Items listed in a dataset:
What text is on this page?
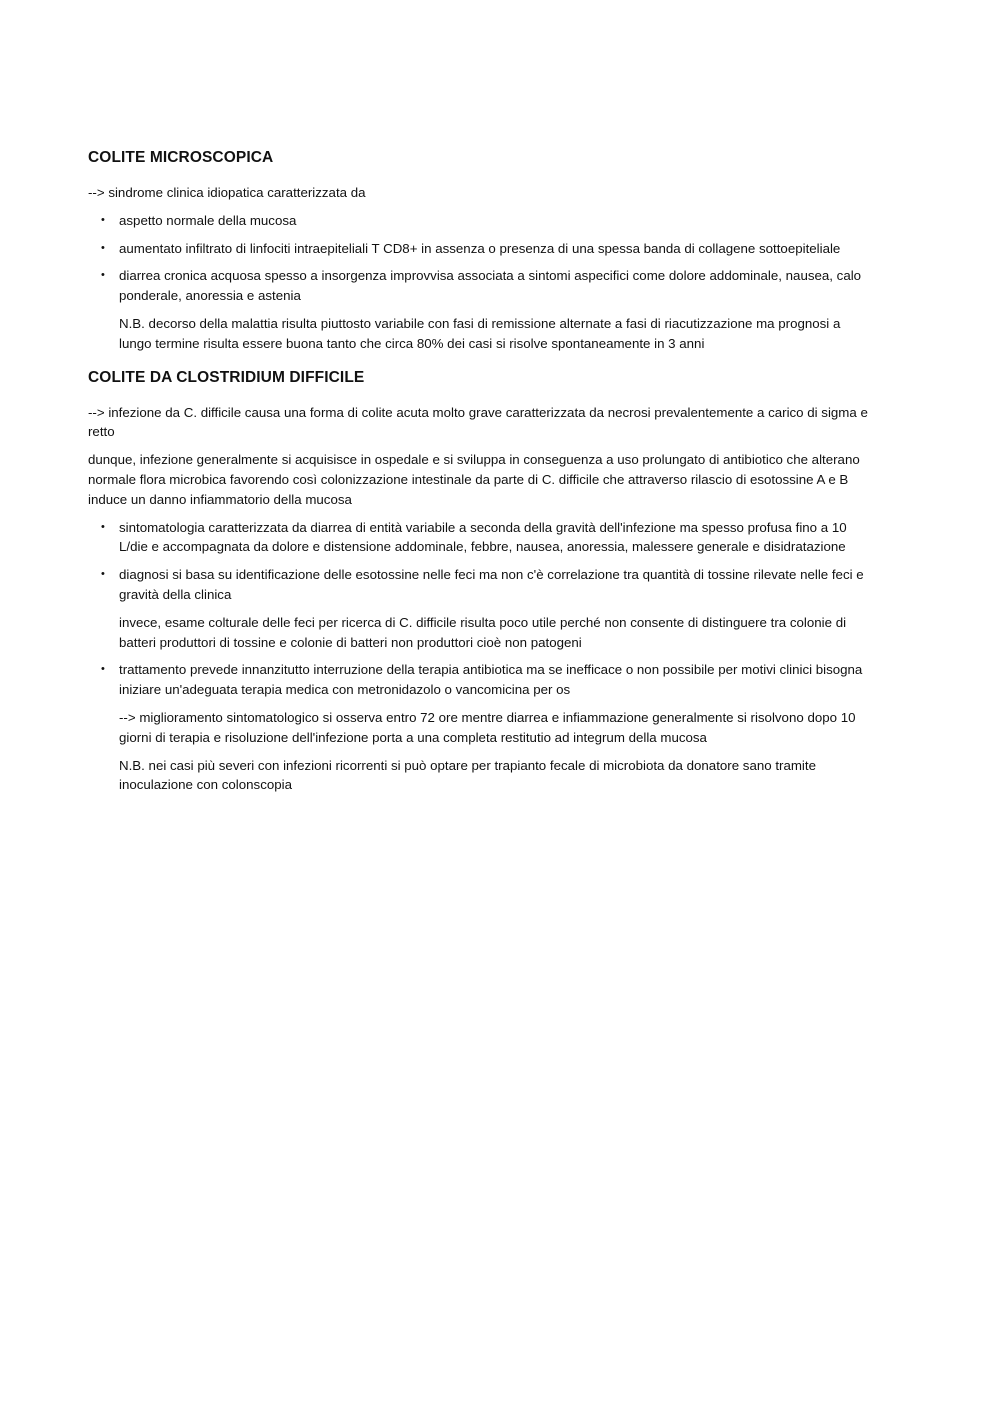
COLITE MICROSCOPICA

--> sindrome clinica idiopatica caratterizzata da

• aspetto normale della mucosa
• aumentato infiltrato di linfociti intraepiteliali T CD8+ in assenza o presenza di una spessa banda di collagene sottoepiteliale
• diarrea cronica acquosa spesso a insorgenza improvvisa associata a sintomi aspecifici come dolore addominale, nausea, calo ponderale, anoressia e astenia

N.B. decorso della malattia risulta piuttosto variabile con fasi di remissione alternate a fasi di riacutizzazione ma prognosi a lungo termine risulta essere buona tanto che circa 80% dei casi si risolve spontaneamente in 3 anni

COLITE DA CLOSTRIDIUM DIFFICILE

--> infezione da C. difficile causa una forma di colite acuta molto grave caratterizzata da necrosi prevalentemente a carico di sigma e retto

dunque, infezione generalmente si acquisisce in ospedale e si sviluppa in conseguenza a uso prolungato di antibiotico che alterano normale flora microbica favorendo così colonizzazione intestinale da parte di C. difficile che attraverso rilascio di esotossine A e B induce un danno infiammatorio della mucosa

• sintomatologia caratterizzata da diarrea di entità variabile a seconda della gravità dell'infezione ma spesso profusa fino a 10 L/die e accompagnata da dolore e distensione addominale, febbre, nausea, anoressia, malessere generale e disidratazione
• diagnosi si basa su identificazione delle esotossine nelle feci ma non c'è correlazione tra quantità di tossine rilevate nelle feci e gravità della clinica

invece, esame colturale delle feci per ricerca di C. difficile risulta poco utile perché non consente di distinguere tra colonie di batteri produttori di tossine e colonie di batteri non produttori cioè non patogeni

• trattamento prevede innanzitutto interruzione della terapia antibiotica ma se inefficace o non possibile per motivi clinici bisogna iniziare un'adeguata terapia medica con metronidazolo o vancomicina per os

--> miglioramento sintomatologico si osserva entro 72 ore mentre diarrea e infiammazione generalmente si risolvono dopo 10 giorni di terapia e risoluzione dell'infezione porta a una completa restitutio ad integrum della mucosa

N.B. nei casi più severi con infezioni ricorrenti si può optare per trapianto fecale di microbiota da donatore sano tramite inoculazione con colonscopia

Instructions to follow ▸ From the material above, copy each line that includes the word "normale".

Answer ▸
• aspetto normale della mucosa
dunque, infezione generalmente si acquisisce in ospedale e si sviluppa in conseguenza a uso prolungato di antibiotico che alterano normale flora microbica favorendo così colonizzazione intestinale da parte di C. difficile che attraverso rilascio di esotossine A e B induce un danno infiammatorio della mucosa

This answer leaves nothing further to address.